▶ _AIM_
Each entry that follows must be output without any deviation.

[Start of DATASET]

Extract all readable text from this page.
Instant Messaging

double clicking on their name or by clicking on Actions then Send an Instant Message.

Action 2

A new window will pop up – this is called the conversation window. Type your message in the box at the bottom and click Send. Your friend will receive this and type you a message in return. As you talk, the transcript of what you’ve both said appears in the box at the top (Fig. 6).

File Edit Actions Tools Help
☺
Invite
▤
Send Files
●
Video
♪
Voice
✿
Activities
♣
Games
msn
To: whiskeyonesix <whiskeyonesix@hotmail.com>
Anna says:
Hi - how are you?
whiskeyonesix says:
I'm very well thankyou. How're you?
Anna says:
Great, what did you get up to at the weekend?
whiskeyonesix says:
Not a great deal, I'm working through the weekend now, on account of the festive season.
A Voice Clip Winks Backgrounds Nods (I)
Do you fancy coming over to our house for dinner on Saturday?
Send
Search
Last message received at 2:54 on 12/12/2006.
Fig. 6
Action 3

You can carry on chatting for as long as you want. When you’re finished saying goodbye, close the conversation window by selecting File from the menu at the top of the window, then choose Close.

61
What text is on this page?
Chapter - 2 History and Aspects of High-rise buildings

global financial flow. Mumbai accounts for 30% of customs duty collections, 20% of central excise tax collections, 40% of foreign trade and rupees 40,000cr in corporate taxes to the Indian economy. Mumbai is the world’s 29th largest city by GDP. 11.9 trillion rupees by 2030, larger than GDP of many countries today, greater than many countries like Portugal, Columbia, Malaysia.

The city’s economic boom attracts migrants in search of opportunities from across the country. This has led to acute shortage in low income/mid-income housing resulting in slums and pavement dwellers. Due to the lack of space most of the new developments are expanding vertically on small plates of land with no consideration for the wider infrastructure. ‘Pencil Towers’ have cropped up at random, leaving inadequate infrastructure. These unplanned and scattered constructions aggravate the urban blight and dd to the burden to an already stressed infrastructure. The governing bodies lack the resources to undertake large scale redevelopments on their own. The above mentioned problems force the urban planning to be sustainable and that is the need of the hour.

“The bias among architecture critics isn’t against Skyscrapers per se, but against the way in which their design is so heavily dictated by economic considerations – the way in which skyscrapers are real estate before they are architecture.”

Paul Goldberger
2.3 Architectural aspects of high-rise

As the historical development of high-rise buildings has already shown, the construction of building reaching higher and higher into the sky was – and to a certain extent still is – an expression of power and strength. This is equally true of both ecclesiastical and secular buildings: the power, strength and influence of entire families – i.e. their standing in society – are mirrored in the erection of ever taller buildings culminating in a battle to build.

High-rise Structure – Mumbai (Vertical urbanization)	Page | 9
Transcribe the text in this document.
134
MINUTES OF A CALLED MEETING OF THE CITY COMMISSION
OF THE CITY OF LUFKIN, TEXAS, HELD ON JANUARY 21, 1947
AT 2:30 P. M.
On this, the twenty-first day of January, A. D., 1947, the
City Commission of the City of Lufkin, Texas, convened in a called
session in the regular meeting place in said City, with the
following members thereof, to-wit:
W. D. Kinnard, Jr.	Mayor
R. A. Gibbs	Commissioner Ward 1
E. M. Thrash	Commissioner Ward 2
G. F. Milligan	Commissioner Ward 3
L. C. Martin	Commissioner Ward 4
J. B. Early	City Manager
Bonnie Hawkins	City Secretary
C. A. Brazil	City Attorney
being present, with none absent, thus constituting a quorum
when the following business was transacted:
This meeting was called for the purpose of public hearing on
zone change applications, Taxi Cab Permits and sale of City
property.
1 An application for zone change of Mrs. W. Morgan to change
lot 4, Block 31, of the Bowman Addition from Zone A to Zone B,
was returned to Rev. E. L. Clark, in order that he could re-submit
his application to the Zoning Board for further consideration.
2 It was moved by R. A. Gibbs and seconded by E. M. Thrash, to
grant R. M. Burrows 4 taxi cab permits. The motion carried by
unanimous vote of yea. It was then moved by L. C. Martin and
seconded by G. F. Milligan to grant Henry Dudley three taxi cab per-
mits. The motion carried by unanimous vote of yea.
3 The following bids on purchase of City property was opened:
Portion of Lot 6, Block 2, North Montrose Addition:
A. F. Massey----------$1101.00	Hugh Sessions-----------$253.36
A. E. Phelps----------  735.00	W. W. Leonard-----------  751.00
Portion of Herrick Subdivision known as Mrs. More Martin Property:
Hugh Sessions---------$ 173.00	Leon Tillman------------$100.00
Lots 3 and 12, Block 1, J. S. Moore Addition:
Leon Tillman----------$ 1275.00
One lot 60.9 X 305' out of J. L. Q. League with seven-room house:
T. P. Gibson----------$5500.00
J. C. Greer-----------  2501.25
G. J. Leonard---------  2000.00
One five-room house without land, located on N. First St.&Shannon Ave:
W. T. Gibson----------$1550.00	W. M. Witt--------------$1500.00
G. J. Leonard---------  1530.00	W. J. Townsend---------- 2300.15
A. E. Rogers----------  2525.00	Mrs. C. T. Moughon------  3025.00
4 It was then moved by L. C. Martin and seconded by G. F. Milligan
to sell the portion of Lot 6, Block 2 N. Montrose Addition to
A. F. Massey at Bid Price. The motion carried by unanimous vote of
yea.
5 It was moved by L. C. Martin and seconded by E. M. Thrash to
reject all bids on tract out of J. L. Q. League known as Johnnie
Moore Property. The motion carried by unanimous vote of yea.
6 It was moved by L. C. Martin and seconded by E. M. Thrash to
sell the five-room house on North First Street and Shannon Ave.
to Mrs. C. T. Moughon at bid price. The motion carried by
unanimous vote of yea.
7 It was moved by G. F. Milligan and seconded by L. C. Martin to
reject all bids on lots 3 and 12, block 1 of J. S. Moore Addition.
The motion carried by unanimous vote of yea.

[End of DATASET]

▶ _TASK OUTPUT_
Extract all readable text from this page.
Instant Messaging

double clicking on their name or by clicking on Actions then Send an Instant Message.

Action 2

A new window will pop up – this is called the conversation window. Type your message in the box at the bottom and click Send. Your friend will receive this and type you a message in return. As you talk, the transcript of what you’ve both said appears in the box at the top (Fig. 6).

File Edit Actions Tools Help
☺
Invite
▤
Send Files
●
Video
♪
Voice
✿
Activities
♣
Games
msn
To: whiskeyonesix <whiskeyonesix@hotmail.com>
Anna says:
Hi - how are you?
whiskeyonesix says:
I'm very well thankyou. How're you?
Anna says:
Great, what did you get up to at the weekend?
whiskeyonesix says:
Not a great deal, I'm working through the weekend now, on account of the festive season.
A Voice Clip Winks Backgrounds Nods (I)
Do you fancy coming over to our house for dinner on Saturday?
Send
Search
Last message received at 2:54 on 12/12/2006.
Fig. 6
Action 3

You can carry on chatting for as long as you want. When you’re finished saying goodbye, close the conversation window by selecting File from the menu at the top of the window, then choose Close.

61
What text is on this page?
Chapter - 2 History and Aspects of High-rise buildings

global financial flow. Mumbai accounts for 30% of customs duty collections, 20% of central excise tax collections, 40% of foreign trade and rupees 40,000cr in corporate taxes to the Indian economy. Mumbai is the world’s 29th largest city by GDP. 11.9 trillion rupees by 2030, larger than GDP of many countries today, greater than many countries like Portugal, Columbia, Malaysia.

The city’s economic boom attracts migrants in search of opportunities from across the country. This has led to acute shortage in low income/mid-income housing resulting in slums and pavement dwellers. Due to the lack of space most of the new developments are expanding vertically on small plates of land with no consideration for the wider infrastructure. ‘Pencil Towers’ have cropped up at random, leaving inadequate infrastructure. These unplanned and scattered constructions aggravate the urban blight and dd to the burden to an already stressed infrastructure. The governing bodies lack the resources to undertake large scale redevelopments on their own. The above mentioned problems force the urban planning to be sustainable and that is the need of the hour.

“The bias among architecture critics isn’t against Skyscrapers per se, but against the way in which their design is so heavily dictated by economic considerations – the way in which skyscrapers are real estate before they are architecture.”

Paul Goldberger
2.3 Architectural aspects of high-rise

As the historical development of high-rise buildings has already shown, the construction of building reaching higher and higher into the sky was – and to a certain extent still is – an expression of power and strength. This is equally true of both ecclesiastical and secular buildings: the power, strength and influence of entire families – i.e. their standing in society – are mirrored in the erection of ever taller buildings culminating in a battle to build.

High-rise Structure – Mumbai (Vertical urbanization)	Page | 9
Transcribe the text in this document.
134
MINUTES OF A CALLED MEETING OF THE CITY COMMISSION
OF THE CITY OF LUFKIN, TEXAS, HELD ON JANUARY 21, 1947
AT 2:30 P. M.
On this, the twenty-first day of January, A. D., 1947, the
City Commission of the City of Lufkin, Texas, convened in a called
session in the regular meeting place in said City, with the
following members thereof, to-wit:
W. D. Kinnard, Jr.	Mayor
R. A. Gibbs	Commissioner Ward 1
E. M. Thrash	Commissioner Ward 2
G. F. Milligan	Commissioner Ward 3
L. C. Martin	Commissioner Ward 4
J. B. Early	City Manager
Bonnie Hawkins	City Secretary
C. A. Brazil	City Attorney
being present, with none absent, thus constituting a quorum
when the following business was transacted:
This meeting was called for the purpose of public hearing on
zone change applications, Taxi Cab Permits and sale of City
property.
1 An application for zone change of Mrs. W. Morgan to change
lot 4, Block 31, of the Bowman Addition from Zone A to Zone B,
was returned to Rev. E. L. Clark, in order that he could re-submit
his application to the Zoning Board for further consideration.
2 It was moved by R. A. Gibbs and seconded by E. M. Thrash, to
grant R. M. Burrows 4 taxi cab permits. The motion carried by
unanimous vote of yea. It was then moved by L. C. Martin and
seconded by G. F. Milligan to grant Henry Dudley three taxi cab per-
mits. The motion carried by unanimous vote of yea.
3 The following bids on purchase of City property was opened:
Portion of Lot 6, Block 2, North Montrose Addition:
A. F. Massey----------$1101.00	Hugh Sessions-----------$253.36
A. E. Phelps----------  735.00	W. W. Leonard-----------  751.00
Portion of Herrick Subdivision known as Mrs. More Martin Property:
Hugh Sessions---------$ 173.00	Leon Tillman------------$100.00
Lots 3 and 12, Block 1, J. S. Moore Addition:
Leon Tillman----------$ 1275.00
One lot 60.9 X 305' out of J. L. Q. League with seven-room house:
T. P. Gibson----------$5500.00
J. C. Greer-----------  2501.25
G. J. Leonard---------  2000.00
One five-room house without land, located on N. First St.&Shannon Ave:
W. T. Gibson----------$1550.00	W. M. Witt--------------$1500.00
G. J. Leonard---------  1530.00	W. J. Townsend---------- 2300.15
A. E. Rogers----------  2525.00	Mrs. C. T. Moughon------  3025.00
4 It was then moved by L. C. Martin and seconded by G. F. Milligan
to sell the portion of Lot 6, Block 2 N. Montrose Addition to
A. F. Massey at Bid Price. The motion carried by unanimous vote of
yea.
5 It was moved by L. C. Martin and seconded by E. M. Thrash to
reject all bids on tract out of J. L. Q. League known as Johnnie
Moore Property. The motion carried by unanimous vote of yea.
6 It was moved by L. C. Martin and seconded by E. M. Thrash to
sell the five-room house on North First Street and Shannon Ave.
to Mrs. C. T. Moughon at bid price. The motion carried by
unanimous vote of yea.
7 It was moved by G. F. Milligan and seconded by L. C. Martin to
reject all bids on lots 3 and 12, block 1 of J. S. Moore Addition.
The motion carried by unanimous vote of yea.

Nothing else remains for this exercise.